- [Exercise aim]:
Copy out all the lines exactly. Omit pictures.

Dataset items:
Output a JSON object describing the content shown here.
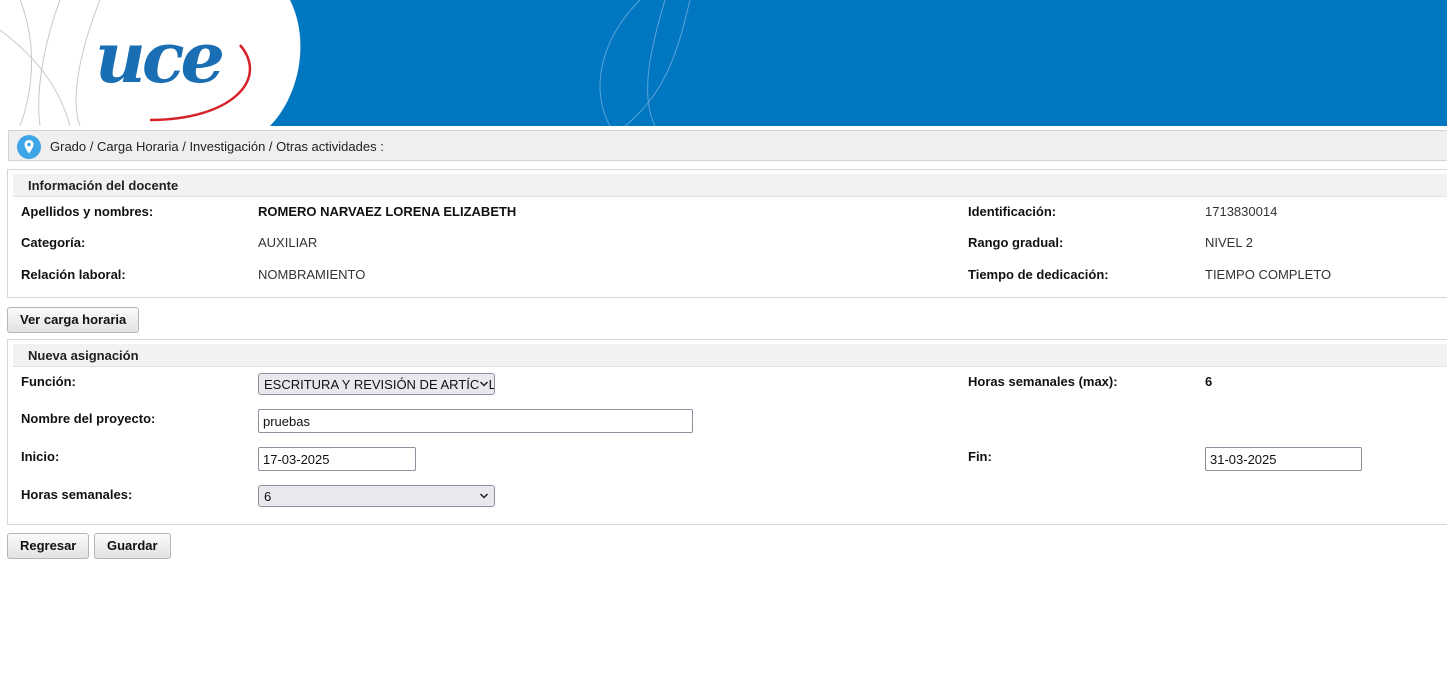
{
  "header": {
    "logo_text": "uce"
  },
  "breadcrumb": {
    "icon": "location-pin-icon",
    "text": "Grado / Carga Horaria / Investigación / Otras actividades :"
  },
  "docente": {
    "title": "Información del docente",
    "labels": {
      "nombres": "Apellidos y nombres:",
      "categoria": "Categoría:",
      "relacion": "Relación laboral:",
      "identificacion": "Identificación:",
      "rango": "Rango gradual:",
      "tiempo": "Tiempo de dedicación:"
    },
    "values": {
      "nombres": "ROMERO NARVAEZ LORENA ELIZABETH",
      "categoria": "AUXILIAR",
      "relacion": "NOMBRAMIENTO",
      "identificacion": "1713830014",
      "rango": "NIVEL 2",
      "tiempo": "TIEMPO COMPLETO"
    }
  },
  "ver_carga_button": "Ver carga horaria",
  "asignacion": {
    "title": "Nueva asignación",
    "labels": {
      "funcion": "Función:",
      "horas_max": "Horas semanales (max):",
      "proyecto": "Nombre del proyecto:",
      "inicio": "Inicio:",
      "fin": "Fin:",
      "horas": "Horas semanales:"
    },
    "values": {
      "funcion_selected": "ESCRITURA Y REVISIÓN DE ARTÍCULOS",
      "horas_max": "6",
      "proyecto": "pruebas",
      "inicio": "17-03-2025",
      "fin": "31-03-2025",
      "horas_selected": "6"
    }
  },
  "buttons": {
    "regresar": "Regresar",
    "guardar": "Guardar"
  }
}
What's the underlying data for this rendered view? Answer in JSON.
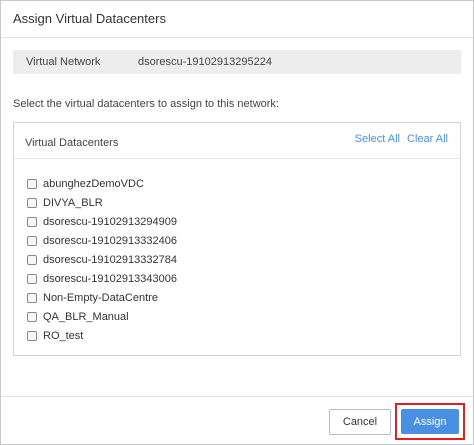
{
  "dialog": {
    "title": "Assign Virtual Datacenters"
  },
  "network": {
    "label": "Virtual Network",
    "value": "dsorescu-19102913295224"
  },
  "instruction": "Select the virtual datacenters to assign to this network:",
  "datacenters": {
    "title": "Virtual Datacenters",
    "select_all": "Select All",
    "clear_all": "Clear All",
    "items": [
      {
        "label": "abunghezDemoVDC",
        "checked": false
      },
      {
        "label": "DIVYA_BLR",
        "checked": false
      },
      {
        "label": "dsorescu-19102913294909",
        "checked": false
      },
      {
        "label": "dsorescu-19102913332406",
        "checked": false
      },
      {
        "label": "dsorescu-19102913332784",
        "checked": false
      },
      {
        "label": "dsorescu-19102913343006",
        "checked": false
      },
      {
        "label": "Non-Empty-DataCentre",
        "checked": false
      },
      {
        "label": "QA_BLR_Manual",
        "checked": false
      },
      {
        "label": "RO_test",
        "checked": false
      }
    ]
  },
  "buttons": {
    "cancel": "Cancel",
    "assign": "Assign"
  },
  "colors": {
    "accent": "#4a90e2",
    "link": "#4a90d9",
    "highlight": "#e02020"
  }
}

- [Output of the exercise]:
Output a JSON object describing the content shown here.
{
  "header": {
    "logo_text": "uce"
  },
  "breadcrumb": {
    "icon": "location-pin-icon",
    "text": "Grado / Carga Horaria / Investigación / Otras actividades :"
  },
  "docente": {
    "title": "Información del docente",
    "labels": {
      "nombres": "Apellidos y nombres:",
      "categoria": "Categoría:",
      "relacion": "Relación laboral:",
      "identificacion": "Identificación:",
      "rango": "Rango gradual:",
      "tiempo": "Tiempo de dedicación:"
    },
    "values": {
      "nombres": "ROMERO NARVAEZ LORENA ELIZABETH",
      "categoria": "AUXILIAR",
      "relacion": "NOMBRAMIENTO",
      "identificacion": "1713830014",
      "rango": "NIVEL 2",
      "tiempo": "TIEMPO COMPLETO"
    }
  },
  "ver_carga_button": "Ver carga horaria",
  "asignacion": {
    "title": "Nueva asignación",
    "labels": {
      "funcion": "Función:",
      "horas_max": "Horas semanales (max):",
      "proyecto": "Nombre del proyecto:",
      "inicio": "Inicio:",
      "fin": "Fin:",
      "horas": "Horas semanales:"
    },
    "values": {
      "funcion_selected": "ESCRITURA Y REVISIÓN DE ARTÍCULOS",
      "horas_max": "6",
      "proyecto": "pruebas",
      "inicio": "17-03-2025",
      "fin": "31-03-2025",
      "horas_selected": "6"
    }
  },
  "buttons": {
    "regresar": "Regresar",
    "guardar": "Guardar"
  }
}
What's the underlying data for this rendered view? Answer in JSON.
{
  "dialog": {
    "title": "Assign Virtual Datacenters"
  },
  "network": {
    "label": "Virtual Network",
    "value": "dsorescu-19102913295224"
  },
  "instruction": "Select the virtual datacenters to assign to this network:",
  "datacenters": {
    "title": "Virtual Datacenters",
    "select_all": "Select All",
    "clear_all": "Clear All",
    "items": [
      {
        "label": "abunghezDemoVDC",
        "checked": false
      },
      {
        "label": "DIVYA_BLR",
        "checked": false
      },
      {
        "label": "dsorescu-19102913294909",
        "checked": false
      },
      {
        "label": "dsorescu-19102913332406",
        "checked": false
      },
      {
        "label": "dsorescu-19102913332784",
        "checked": false
      },
      {
        "label": "dsorescu-19102913343006",
        "checked": false
      },
      {
        "label": "Non-Empty-DataCentre",
        "checked": false
      },
      {
        "label": "QA_BLR_Manual",
        "checked": false
      },
      {
        "label": "RO_test",
        "checked": false
      }
    ]
  },
  "buttons": {
    "cancel": "Cancel",
    "assign": "Assign"
  },
  "colors": {
    "accent": "#4a90e2",
    "link": "#4a90d9",
    "highlight": "#e02020"
  }
}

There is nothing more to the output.